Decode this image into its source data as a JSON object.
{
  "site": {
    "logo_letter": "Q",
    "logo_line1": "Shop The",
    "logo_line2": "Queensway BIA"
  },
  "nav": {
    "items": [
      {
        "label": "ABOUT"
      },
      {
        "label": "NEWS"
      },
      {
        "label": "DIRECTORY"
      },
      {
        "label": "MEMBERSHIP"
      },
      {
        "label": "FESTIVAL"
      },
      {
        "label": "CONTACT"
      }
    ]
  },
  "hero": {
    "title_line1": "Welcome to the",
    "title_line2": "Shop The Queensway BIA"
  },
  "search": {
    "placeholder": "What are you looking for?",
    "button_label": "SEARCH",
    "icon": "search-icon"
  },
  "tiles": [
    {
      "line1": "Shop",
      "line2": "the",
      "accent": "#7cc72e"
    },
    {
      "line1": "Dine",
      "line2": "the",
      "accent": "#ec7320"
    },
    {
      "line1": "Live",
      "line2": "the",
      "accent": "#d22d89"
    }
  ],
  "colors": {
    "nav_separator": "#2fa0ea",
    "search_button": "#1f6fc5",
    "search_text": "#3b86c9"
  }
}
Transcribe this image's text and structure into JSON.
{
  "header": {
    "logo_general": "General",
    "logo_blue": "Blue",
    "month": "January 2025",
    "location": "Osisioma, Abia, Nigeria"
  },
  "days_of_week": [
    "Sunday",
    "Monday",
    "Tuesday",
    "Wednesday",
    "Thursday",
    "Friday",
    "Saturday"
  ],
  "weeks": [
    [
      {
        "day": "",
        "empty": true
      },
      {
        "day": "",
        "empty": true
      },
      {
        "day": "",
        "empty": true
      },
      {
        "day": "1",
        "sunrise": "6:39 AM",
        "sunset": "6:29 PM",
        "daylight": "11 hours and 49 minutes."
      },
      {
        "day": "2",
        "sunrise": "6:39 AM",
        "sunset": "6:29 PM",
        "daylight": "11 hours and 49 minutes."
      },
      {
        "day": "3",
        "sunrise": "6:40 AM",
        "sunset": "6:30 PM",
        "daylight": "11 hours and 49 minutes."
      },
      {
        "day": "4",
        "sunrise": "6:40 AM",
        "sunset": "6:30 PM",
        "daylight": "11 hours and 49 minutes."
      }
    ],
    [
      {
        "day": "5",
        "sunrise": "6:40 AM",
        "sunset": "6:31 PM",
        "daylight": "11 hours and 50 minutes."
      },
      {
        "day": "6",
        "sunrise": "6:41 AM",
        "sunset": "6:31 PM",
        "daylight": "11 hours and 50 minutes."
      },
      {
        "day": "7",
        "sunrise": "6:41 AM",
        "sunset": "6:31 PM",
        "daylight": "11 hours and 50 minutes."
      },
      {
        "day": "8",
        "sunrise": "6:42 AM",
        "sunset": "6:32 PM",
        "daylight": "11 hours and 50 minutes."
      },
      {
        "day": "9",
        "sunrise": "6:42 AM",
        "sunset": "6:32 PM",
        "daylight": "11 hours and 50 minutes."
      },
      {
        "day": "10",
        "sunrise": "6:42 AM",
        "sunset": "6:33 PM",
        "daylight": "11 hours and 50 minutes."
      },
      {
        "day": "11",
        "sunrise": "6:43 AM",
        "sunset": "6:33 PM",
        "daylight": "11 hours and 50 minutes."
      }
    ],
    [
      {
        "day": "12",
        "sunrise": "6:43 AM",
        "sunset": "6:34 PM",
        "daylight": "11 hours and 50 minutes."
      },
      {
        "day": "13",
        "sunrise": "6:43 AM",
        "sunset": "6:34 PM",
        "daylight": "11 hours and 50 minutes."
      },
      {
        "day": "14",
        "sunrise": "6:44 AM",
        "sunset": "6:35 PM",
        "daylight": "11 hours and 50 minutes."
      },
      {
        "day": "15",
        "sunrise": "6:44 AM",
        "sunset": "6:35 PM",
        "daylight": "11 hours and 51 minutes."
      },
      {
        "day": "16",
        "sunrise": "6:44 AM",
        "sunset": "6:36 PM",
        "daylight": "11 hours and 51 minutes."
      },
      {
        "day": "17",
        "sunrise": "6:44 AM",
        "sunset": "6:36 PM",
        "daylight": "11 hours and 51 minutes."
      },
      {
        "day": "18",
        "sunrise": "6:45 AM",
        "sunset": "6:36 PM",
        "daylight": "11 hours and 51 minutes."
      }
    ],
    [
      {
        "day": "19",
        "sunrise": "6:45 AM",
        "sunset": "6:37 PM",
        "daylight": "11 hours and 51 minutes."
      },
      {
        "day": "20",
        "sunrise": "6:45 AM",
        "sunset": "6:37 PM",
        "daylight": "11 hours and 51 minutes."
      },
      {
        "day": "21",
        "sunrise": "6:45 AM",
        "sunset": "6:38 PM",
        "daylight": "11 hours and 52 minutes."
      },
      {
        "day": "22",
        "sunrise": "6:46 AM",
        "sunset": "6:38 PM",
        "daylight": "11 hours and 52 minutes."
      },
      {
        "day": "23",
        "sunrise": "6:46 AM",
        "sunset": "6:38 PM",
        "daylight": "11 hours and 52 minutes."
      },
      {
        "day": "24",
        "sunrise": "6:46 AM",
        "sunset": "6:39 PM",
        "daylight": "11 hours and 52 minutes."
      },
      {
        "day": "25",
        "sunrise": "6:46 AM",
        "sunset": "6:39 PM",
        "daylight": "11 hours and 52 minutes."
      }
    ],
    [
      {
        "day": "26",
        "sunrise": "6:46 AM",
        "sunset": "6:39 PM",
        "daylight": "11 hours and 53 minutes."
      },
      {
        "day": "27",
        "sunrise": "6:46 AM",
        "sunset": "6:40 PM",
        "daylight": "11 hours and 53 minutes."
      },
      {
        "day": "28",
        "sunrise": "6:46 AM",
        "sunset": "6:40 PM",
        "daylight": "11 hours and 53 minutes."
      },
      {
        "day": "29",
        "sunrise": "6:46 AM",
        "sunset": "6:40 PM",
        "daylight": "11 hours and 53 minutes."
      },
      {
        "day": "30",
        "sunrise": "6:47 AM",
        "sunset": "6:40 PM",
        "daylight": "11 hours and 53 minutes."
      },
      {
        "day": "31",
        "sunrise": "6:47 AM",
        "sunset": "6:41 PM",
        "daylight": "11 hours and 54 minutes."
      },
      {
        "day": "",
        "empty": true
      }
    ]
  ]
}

> What to work on: For the listing above, identify each line bearing "accent".

> Task solution:
      "accent": "#7cc72e"
      "accent": "#ec7320"
      "accent": "#d22d89"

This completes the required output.